▶ **Problem requirements**:
Can you print the data exactly and leave out each image?

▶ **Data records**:
* Start *

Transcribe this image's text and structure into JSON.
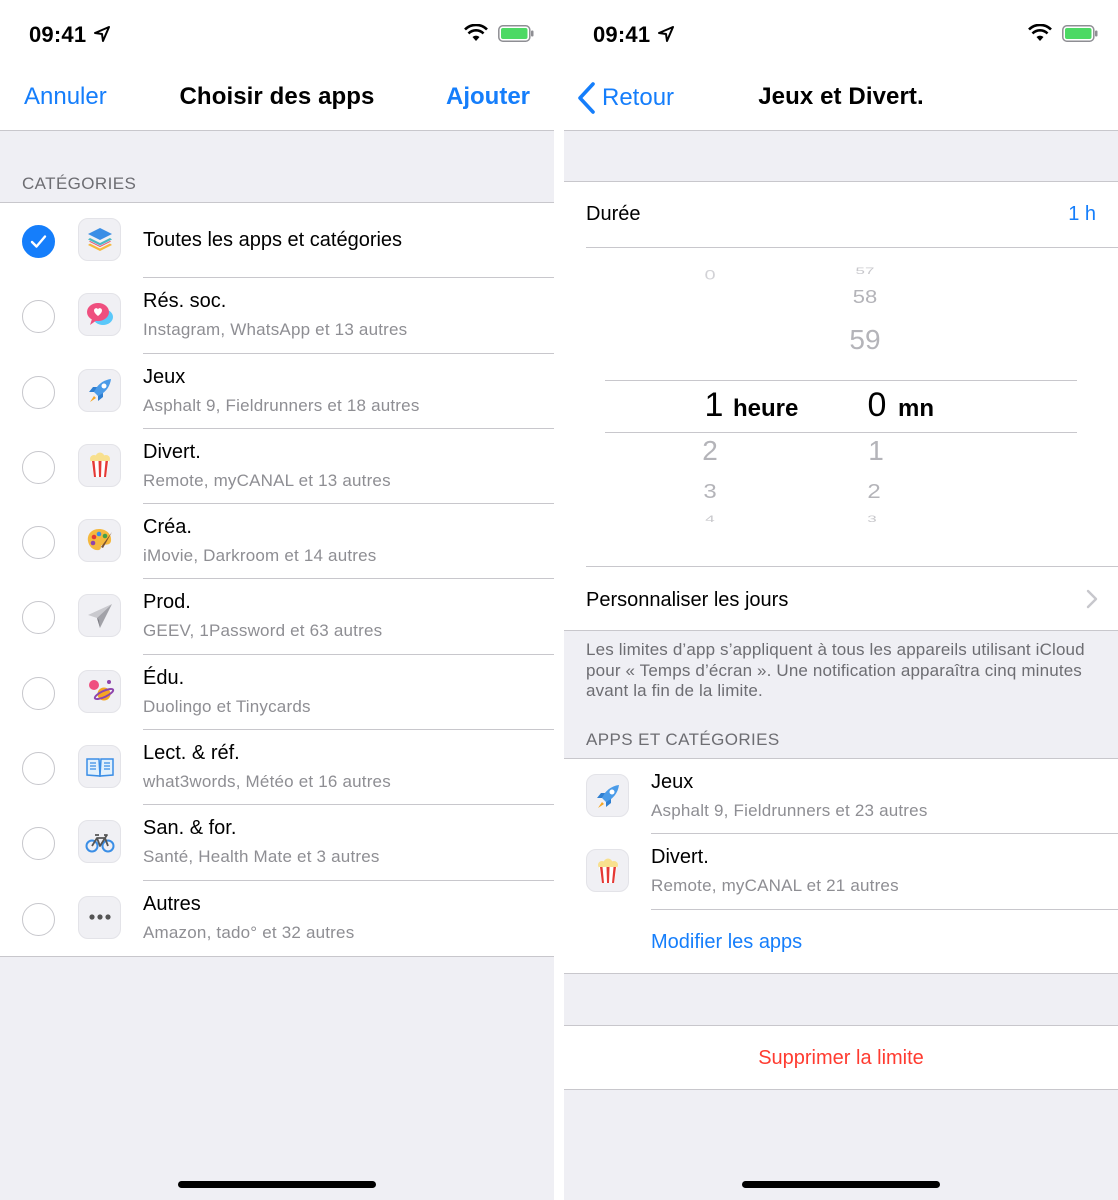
{
  "status_bar": {
    "time": "09:41"
  },
  "left_screen": {
    "nav": {
      "cancel": "Annuler",
      "title": "Choisir des apps",
      "add": "Ajouter"
    },
    "section_header": "CATÉGORIES",
    "items": [
      {
        "title": "Toutes les apps et catégories",
        "subtitle": "",
        "checked": true,
        "icon": "layers-icon"
      },
      {
        "title": "Rés. soc.",
        "subtitle": "Instagram, WhatsApp et 13 autres",
        "checked": false,
        "icon": "social-bubble-icon"
      },
      {
        "title": "Jeux",
        "subtitle": "Asphalt 9, Fieldrunners et 18 autres",
        "checked": false,
        "icon": "rocket-icon"
      },
      {
        "title": "Divert.",
        "subtitle": "Remote, myCANAL et 13 autres",
        "checked": false,
        "icon": "popcorn-icon"
      },
      {
        "title": "Créa.",
        "subtitle": "iMovie, Darkroom et 14 autres",
        "checked": false,
        "icon": "palette-icon"
      },
      {
        "title": "Prod.",
        "subtitle": "GEEV, 1Password et 63 autres",
        "checked": false,
        "icon": "paper-plane-icon"
      },
      {
        "title": "Édu.",
        "subtitle": "Duolingo et Tinycards",
        "checked": false,
        "icon": "planet-icon"
      },
      {
        "title": "Lect. & réf.",
        "subtitle": "what3words, Météo et 16 autres",
        "checked": false,
        "icon": "book-icon"
      },
      {
        "title": "San. & for.",
        "subtitle": "Santé, Health Mate et 3 autres",
        "checked": false,
        "icon": "bicycle-icon"
      },
      {
        "title": "Autres",
        "subtitle": "Amazon, tado° et 32 autres",
        "checked": false,
        "icon": "ellipsis-icon"
      }
    ]
  },
  "right_screen": {
    "nav": {
      "back": "Retour",
      "title": "Jeux et Divert."
    },
    "duration": {
      "label": "Durée",
      "value": "1 h"
    },
    "picker": {
      "hours_above": [
        "0"
      ],
      "hours_selected": "1",
      "hours_below": [
        "2",
        "3",
        "4"
      ],
      "hours_unit": "heure",
      "minutes_above": [
        "57",
        "58",
        "59"
      ],
      "minutes_selected": "0",
      "minutes_below": [
        "1",
        "2",
        "3"
      ],
      "minutes_unit": "mn"
    },
    "customize_days": "Personnaliser les jours",
    "footnote": "Les limites d’app s’appliquent à tous les appareils utilisant iCloud pour « Temps d’écran ». Une notification apparaîtra cinq minutes avant la fin de la limite.",
    "apps_section_header": "APPS ET CATÉGORIES",
    "apps": [
      {
        "title": "Jeux",
        "subtitle": "Asphalt 9, Fieldrunners et 23 autres",
        "icon": "rocket-icon"
      },
      {
        "title": "Divert.",
        "subtitle": "Remote, myCANAL et 21 autres",
        "icon": "popcorn-icon"
      }
    ],
    "modify_apps": "Modifier les apps",
    "delete_limit": "Supprimer la limite"
  },
  "colors": {
    "accent": "#157efb",
    "destructive": "#ff3b30",
    "background": "#efeff4",
    "separator": "#c8c7cc"
  }
}
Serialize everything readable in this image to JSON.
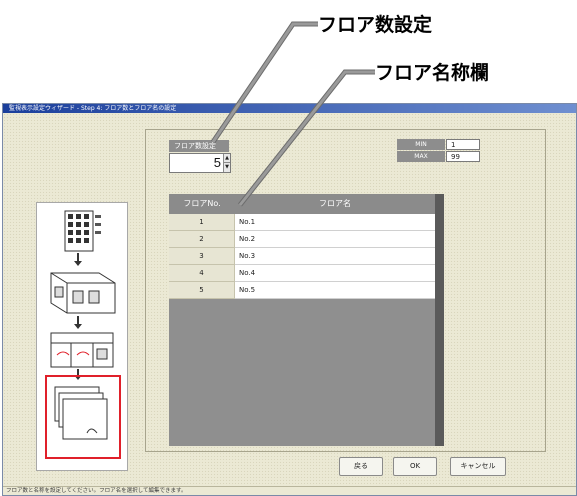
{
  "callouts": {
    "floor_count": "フロア数設定",
    "floor_name_column": "フロア名称欄"
  },
  "window": {
    "title": "監視表示設定ウィザード - Step 4: フロア数とフロア名の設定",
    "status_text": "フロア数と名称を設定してください。フロア名を選択して編集できます。"
  },
  "floor_count": {
    "label": "フロア数設定",
    "value": "5"
  },
  "range": {
    "min_label": "MIN",
    "min_value": "1",
    "max_label": "MAX",
    "max_value": "99"
  },
  "table": {
    "headers": [
      "フロアNo.",
      "フロア名"
    ],
    "rows": [
      {
        "no": "1",
        "name": "No.1"
      },
      {
        "no": "2",
        "name": "No.2"
      },
      {
        "no": "3",
        "name": "No.3"
      },
      {
        "no": "4",
        "name": "No.4"
      },
      {
        "no": "5",
        "name": "No.5"
      }
    ]
  },
  "buttons": {
    "back": "戻る",
    "ok": "OK",
    "cancel": "キャンセル"
  },
  "colors": {
    "selection_frame": "#e0202a",
    "titlebar": "#1b3f9c"
  }
}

* End *

▶ **Problem solution**:
Transcribe this image's text and structure into JSON.
{
  "status_bar": {
    "time": "09:41"
  },
  "left_screen": {
    "nav": {
      "cancel": "Annuler",
      "title": "Choisir des apps",
      "add": "Ajouter"
    },
    "section_header": "CATÉGORIES",
    "items": [
      {
        "title": "Toutes les apps et catégories",
        "subtitle": "",
        "checked": true,
        "icon": "layers-icon"
      },
      {
        "title": "Rés. soc.",
        "subtitle": "Instagram, WhatsApp et 13 autres",
        "checked": false,
        "icon": "social-bubble-icon"
      },
      {
        "title": "Jeux",
        "subtitle": "Asphalt 9, Fieldrunners et 18 autres",
        "checked": false,
        "icon": "rocket-icon"
      },
      {
        "title": "Divert.",
        "subtitle": "Remote, myCANAL et 13 autres",
        "checked": false,
        "icon": "popcorn-icon"
      },
      {
        "title": "Créa.",
        "subtitle": "iMovie, Darkroom et 14 autres",
        "checked": false,
        "icon": "palette-icon"
      },
      {
        "title": "Prod.",
        "subtitle": "GEEV, 1Password et 63 autres",
        "checked": false,
        "icon": "paper-plane-icon"
      },
      {
        "title": "Édu.",
        "subtitle": "Duolingo et Tinycards",
        "checked": false,
        "icon": "planet-icon"
      },
      {
        "title": "Lect. & réf.",
        "subtitle": "what3words, Météo et 16 autres",
        "checked": false,
        "icon": "book-icon"
      },
      {
        "title": "San. & for.",
        "subtitle": "Santé, Health Mate et 3 autres",
        "checked": false,
        "icon": "bicycle-icon"
      },
      {
        "title": "Autres",
        "subtitle": "Amazon, tado° et 32 autres",
        "checked": false,
        "icon": "ellipsis-icon"
      }
    ]
  },
  "right_screen": {
    "nav": {
      "back": "Retour",
      "title": "Jeux et Divert."
    },
    "duration": {
      "label": "Durée",
      "value": "1 h"
    },
    "picker": {
      "hours_above": [
        "0"
      ],
      "hours_selected": "1",
      "hours_below": [
        "2",
        "3",
        "4"
      ],
      "hours_unit": "heure",
      "minutes_above": [
        "57",
        "58",
        "59"
      ],
      "minutes_selected": "0",
      "minutes_below": [
        "1",
        "2",
        "3"
      ],
      "minutes_unit": "mn"
    },
    "customize_days": "Personnaliser les jours",
    "footnote": "Les limites d’app s’appliquent à tous les appareils utilisant iCloud pour « Temps d’écran ». Une notification apparaîtra cinq minutes avant la fin de la limite.",
    "apps_section_header": "APPS ET CATÉGORIES",
    "apps": [
      {
        "title": "Jeux",
        "subtitle": "Asphalt 9, Fieldrunners et 23 autres",
        "icon": "rocket-icon"
      },
      {
        "title": "Divert.",
        "subtitle": "Remote, myCANAL et 21 autres",
        "icon": "popcorn-icon"
      }
    ],
    "modify_apps": "Modifier les apps",
    "delete_limit": "Supprimer la limite"
  },
  "colors": {
    "accent": "#157efb",
    "destructive": "#ff3b30",
    "background": "#efeff4",
    "separator": "#c8c7cc"
  }
}
Serialize everything readable in this image to JSON.
{
  "callouts": {
    "floor_count": "フロア数設定",
    "floor_name_column": "フロア名称欄"
  },
  "window": {
    "title": "監視表示設定ウィザード - Step 4: フロア数とフロア名の設定",
    "status_text": "フロア数と名称を設定してください。フロア名を選択して編集できます。"
  },
  "floor_count": {
    "label": "フロア数設定",
    "value": "5"
  },
  "range": {
    "min_label": "MIN",
    "min_value": "1",
    "max_label": "MAX",
    "max_value": "99"
  },
  "table": {
    "headers": [
      "フロアNo.",
      "フロア名"
    ],
    "rows": [
      {
        "no": "1",
        "name": "No.1"
      },
      {
        "no": "2",
        "name": "No.2"
      },
      {
        "no": "3",
        "name": "No.3"
      },
      {
        "no": "4",
        "name": "No.4"
      },
      {
        "no": "5",
        "name": "No.5"
      }
    ]
  },
  "buttons": {
    "back": "戻る",
    "ok": "OK",
    "cancel": "キャンセル"
  },
  "colors": {
    "selection_frame": "#e0202a",
    "titlebar": "#1b3f9c"
  }
}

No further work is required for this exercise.